§ Extracted entries
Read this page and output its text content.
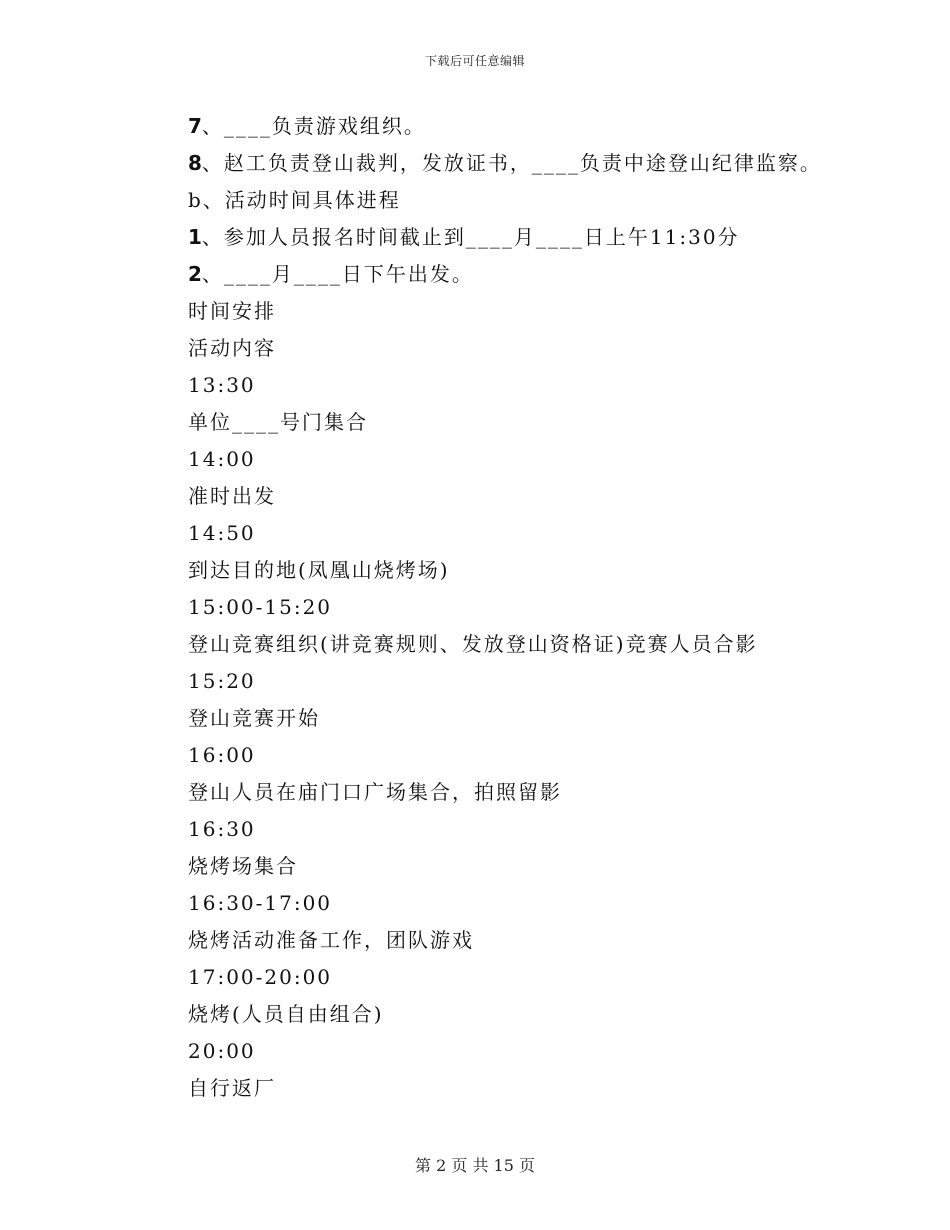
下载后可任意编辑
7、____负责游戏组织。
8、赵工负责登山裁判，发放证书，____负责中途登山纪律监察。
b、活动时间具体进程
1、参加人员报名时间截止到____月____日上午11:30分
2、____月____日下午出发。
时间安排
活动内容
13:30
单位____号门集合
14:00
准时出发
14:50
到达目的地(凤凰山烧烤场)
15:00-15:20
登山竞赛组织(讲竞赛规则、发放登山资格证)竞赛人员合影
15:20
登山竞赛开始
16:00
登山人员在庙门口广场集合，拍照留影
16:30
烧烤场集合
16:30-17:00
烧烤活动准备工作，团队游戏
17:00-20:00
烧烤(人员自由组合)
20:00
自行返厂
第 2 页 共 15 页
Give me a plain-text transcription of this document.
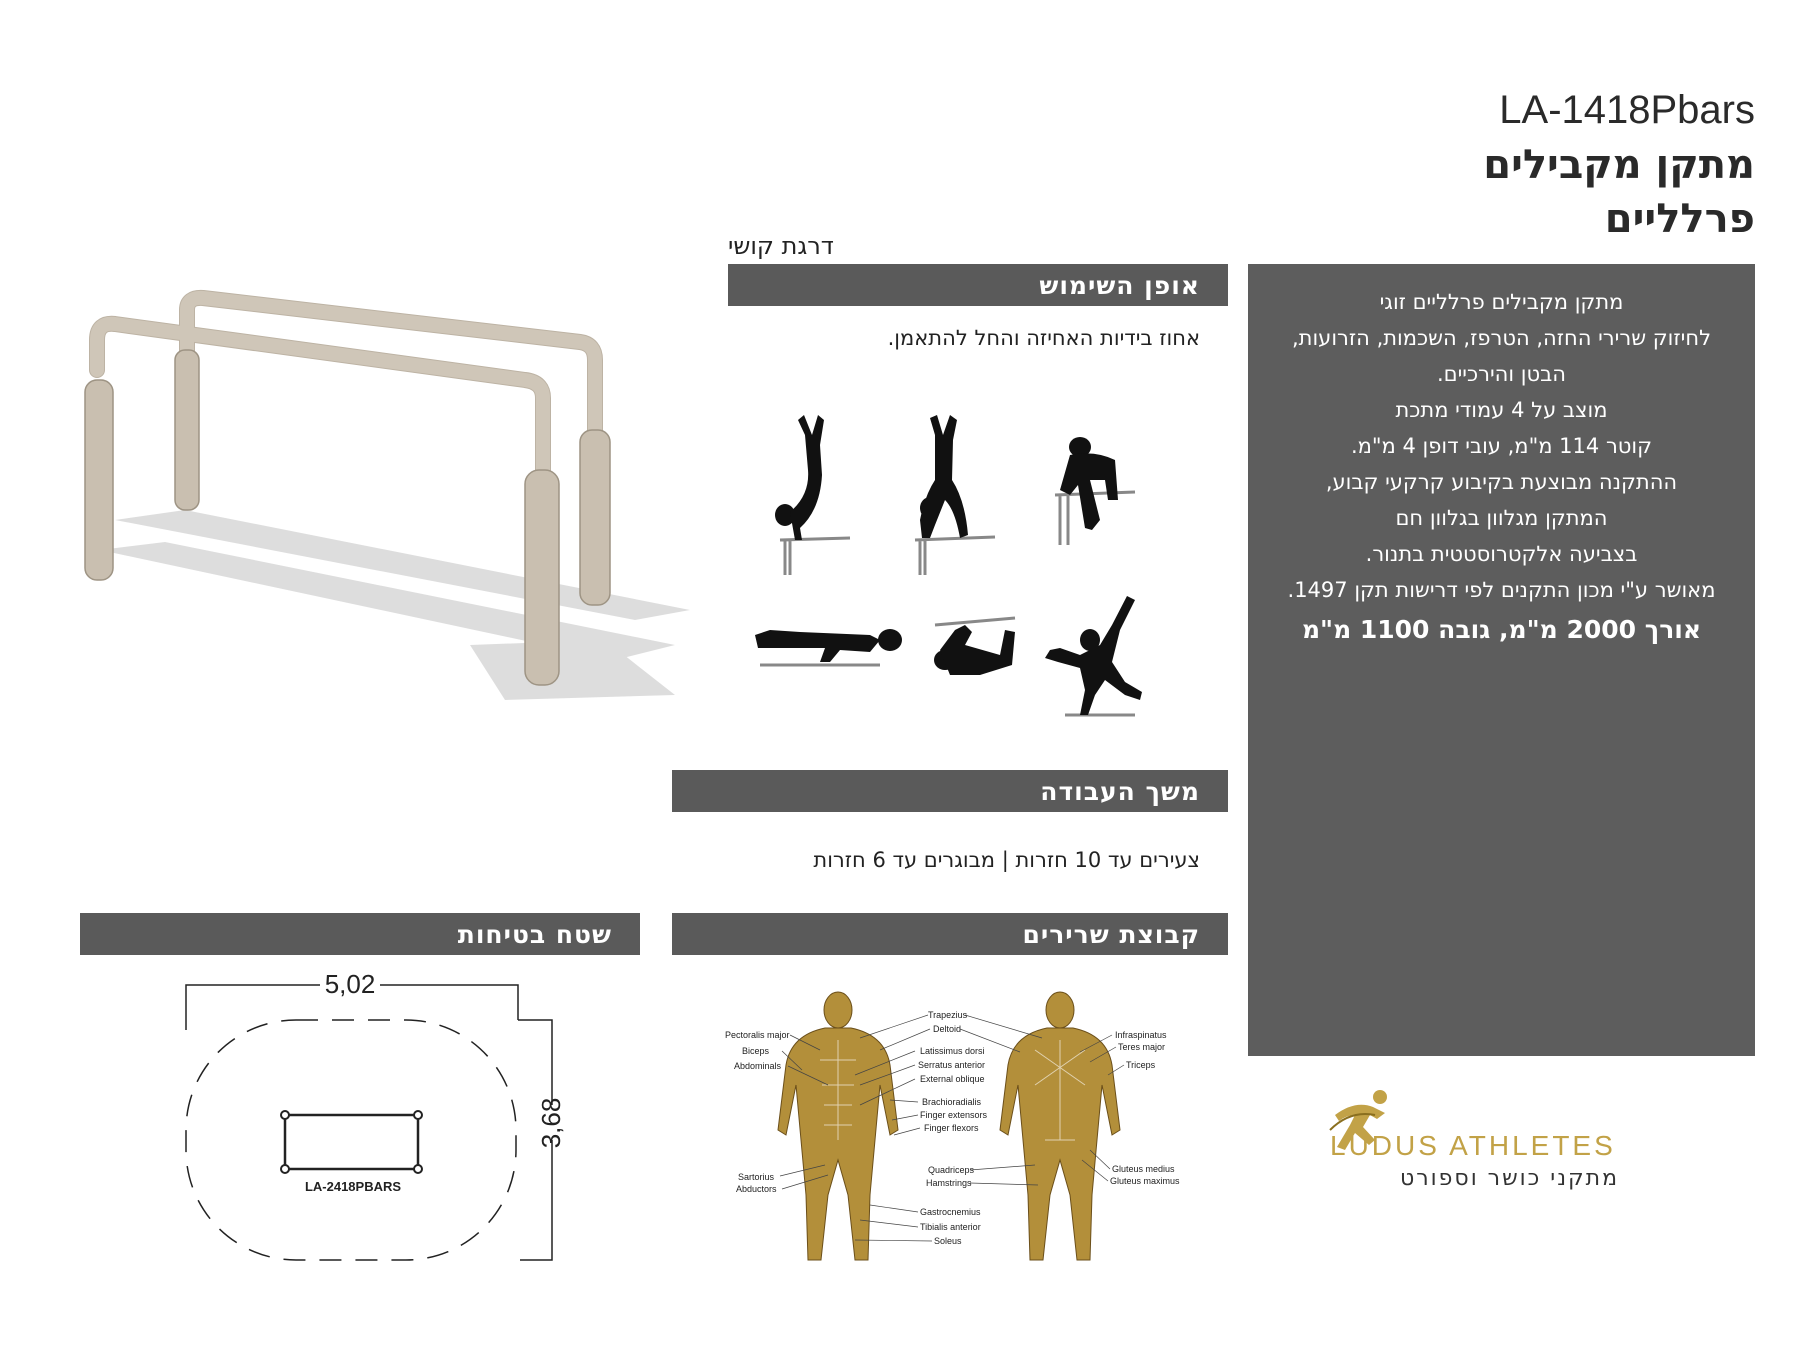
LA-1418Pbars
מתקן מקבילים
פרלליים
דרגת קושי
אופן השימוש
אחוז בידיות האחיזה והחל להתאמן.
משך העבודה
צעירים עד 10 חזרות | מבוגרים עד 6 חזרות
קבוצת שרירים
Pectoralis major
Biceps
Abdominals
Sartorius
Abductors
Trapezius
Deltoid
Latissimus dorsi
Serratus anterior
External oblique
Brachioradialis
Finger extensors
Finger flexors
Quadriceps
Hamstrings
Gastrocnemius
Tibialis anterior
Soleus
Infraspinatus
Teres major
Triceps
Gluteus medius
Gluteus maximus
שטח בטיחות
5,02
3,68
LA-2418PBARS
מתקן מקבילים פרלליים זוגי
לחיזוק שרירי החזה, הטרפז, השכמות, הזרועות,
הבטן והירכיים.
מוצב על 4 עמודי מתכת
קוטר 114 מ"מ, עובי דופן 4 מ"מ.
ההתקנה מבוצעת בקיבוע קרקעי קבוע,
המתקן מגלוון בגלוון חם
בצביעה אלקטרוסטטית בתנור.
מאושר ע"י מכון התקנים לפי דרישות תקן 1497.
אורך 2000 מ"מ, גובה 1100 מ"מ
LUDUS ATHLETES
מתקני כושר וספורט
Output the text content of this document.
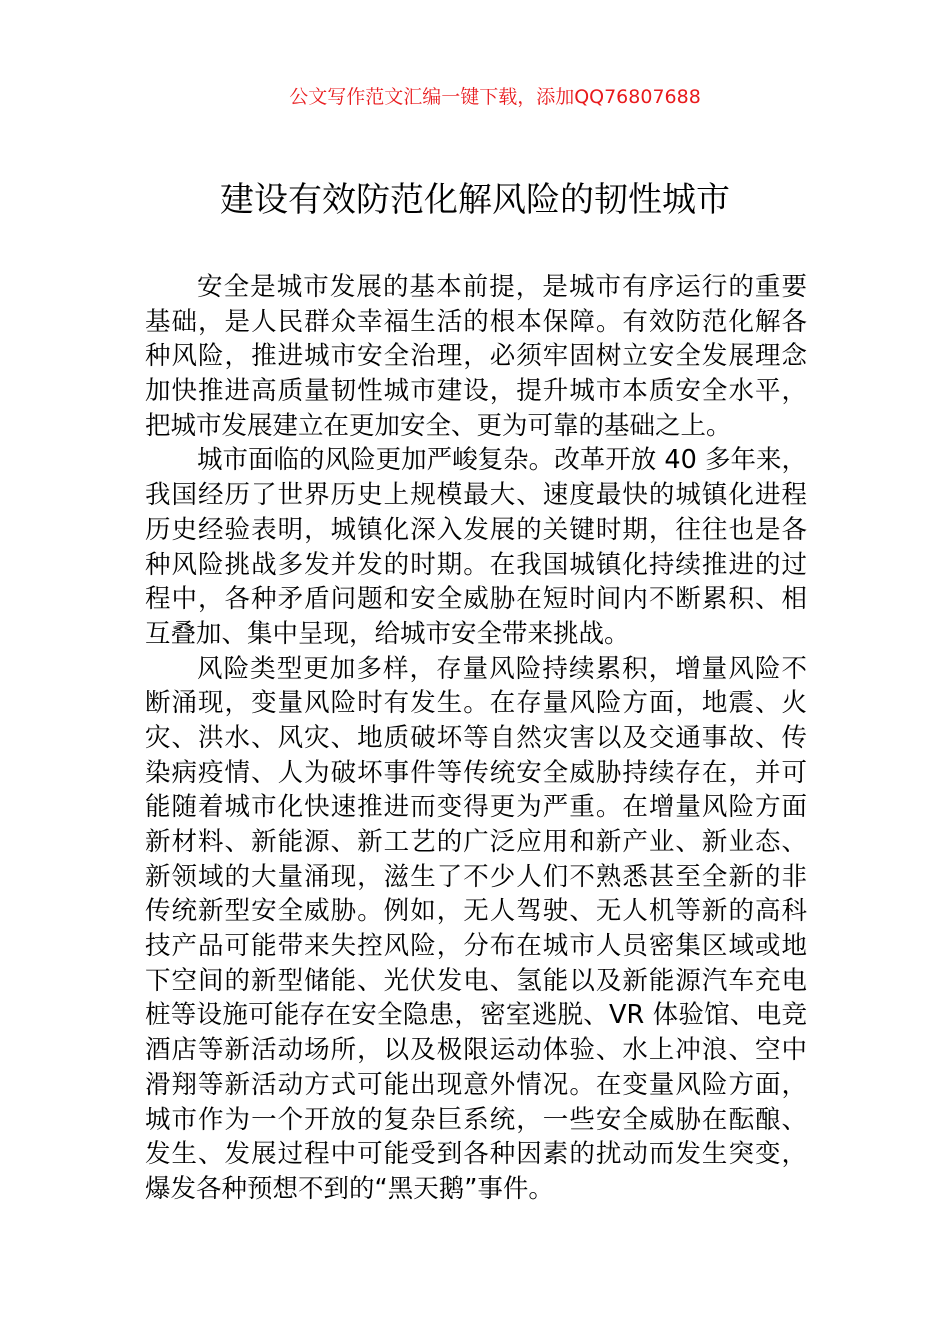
公文写作范文汇编一键下载，添加QQ76807688
建设有效防范化解风险的韧性城市
安全是城市发展的基本前提，是城市有序运行的重要
基础，是人民群众幸福生活的根本保障。有效防范化解各
种风险，推进城市安全治理，必须牢固树立安全发展理念
加快推进高质量韧性城市建设，提升城市本质安全水平，
把城市发展建立在更加安全、更为可靠的基础之上。
城市面临的风险更加严峻复杂。改革开放 40 多年来，
我国经历了世界历史上规模最大、速度最快的城镇化进程
历史经验表明，城镇化深入发展的关键时期，往往也是各
种风险挑战多发并发的时期。在我国城镇化持续推进的过
程中，各种矛盾问题和安全威胁在短时间内不断累积、相
互叠加、集中呈现，给城市安全带来挑战。
风险类型更加多样，存量风险持续累积，增量风险不
断涌现，变量风险时有发生。在存量风险方面，地震、火
灾、洪水、风灾、地质破坏等自然灾害以及交通事故、传
染病疫情、人为破坏事件等传统安全威胁持续存在，并可
能随着城市化快速推进而变得更为严重。在增量风险方面
新材料、新能源、新工艺的广泛应用和新产业、新业态、
新领域的大量涌现，滋生了不少人们不熟悉甚至全新的非
传统新型安全威胁。例如，无人驾驶、无人机等新的高科
技产品可能带来失控风险，分布在城市人员密集区域或地
下空间的新型储能、光伏发电、氢能以及新能源汽车充电
桩等设施可能存在安全隐患，密室逃脱、VR 体验馆、电竞
酒店等新活动场所，以及极限运动体验、水上冲浪、空中
滑翔等新活动方式可能出现意外情况。在变量风险方面，
城市作为一个开放的复杂巨系统，一些安全威胁在酝酿、
发生、发展过程中可能受到各种因素的扰动而发生突变，
爆发各种预想不到的“黑天鹅”事件。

§ To be done
Only what runs from the line containing "Output the text content of this document." through the end of the entries above should be extracted, exactly and without pictures.

§ Exercise answer
Output the text content of this document.
公文写作范文汇编一键下载，添加QQ76807688
建设有效防范化解风险的韧性城市
安全是城市发展的基本前提，是城市有序运行的重要
基础，是人民群众幸福生活的根本保障。有效防范化解各
种风险，推进城市安全治理，必须牢固树立安全发展理念
加快推进高质量韧性城市建设，提升城市本质安全水平，
把城市发展建立在更加安全、更为可靠的基础之上。
城市面临的风险更加严峻复杂。改革开放 40 多年来，
我国经历了世界历史上规模最大、速度最快的城镇化进程
历史经验表明，城镇化深入发展的关键时期，往往也是各
种风险挑战多发并发的时期。在我国城镇化持续推进的过
程中，各种矛盾问题和安全威胁在短时间内不断累积、相
互叠加、集中呈现，给城市安全带来挑战。
风险类型更加多样，存量风险持续累积，增量风险不
断涌现，变量风险时有发生。在存量风险方面，地震、火
灾、洪水、风灾、地质破坏等自然灾害以及交通事故、传
染病疫情、人为破坏事件等传统安全威胁持续存在，并可
能随着城市化快速推进而变得更为严重。在增量风险方面
新材料、新能源、新工艺的广泛应用和新产业、新业态、
新领域的大量涌现，滋生了不少人们不熟悉甚至全新的非
传统新型安全威胁。例如，无人驾驶、无人机等新的高科
技产品可能带来失控风险，分布在城市人员密集区域或地
下空间的新型储能、光伏发电、氢能以及新能源汽车充电
桩等设施可能存在安全隐患，密室逃脱、VR 体验馆、电竞
酒店等新活动场所，以及极限运动体验、水上冲浪、空中
滑翔等新活动方式可能出现意外情况。在变量风险方面，
城市作为一个开放的复杂巨系统，一些安全威胁在酝酿、
发生、发展过程中可能受到各种因素的扰动而发生突变，
爆发各种预想不到的“黑天鹅”事件。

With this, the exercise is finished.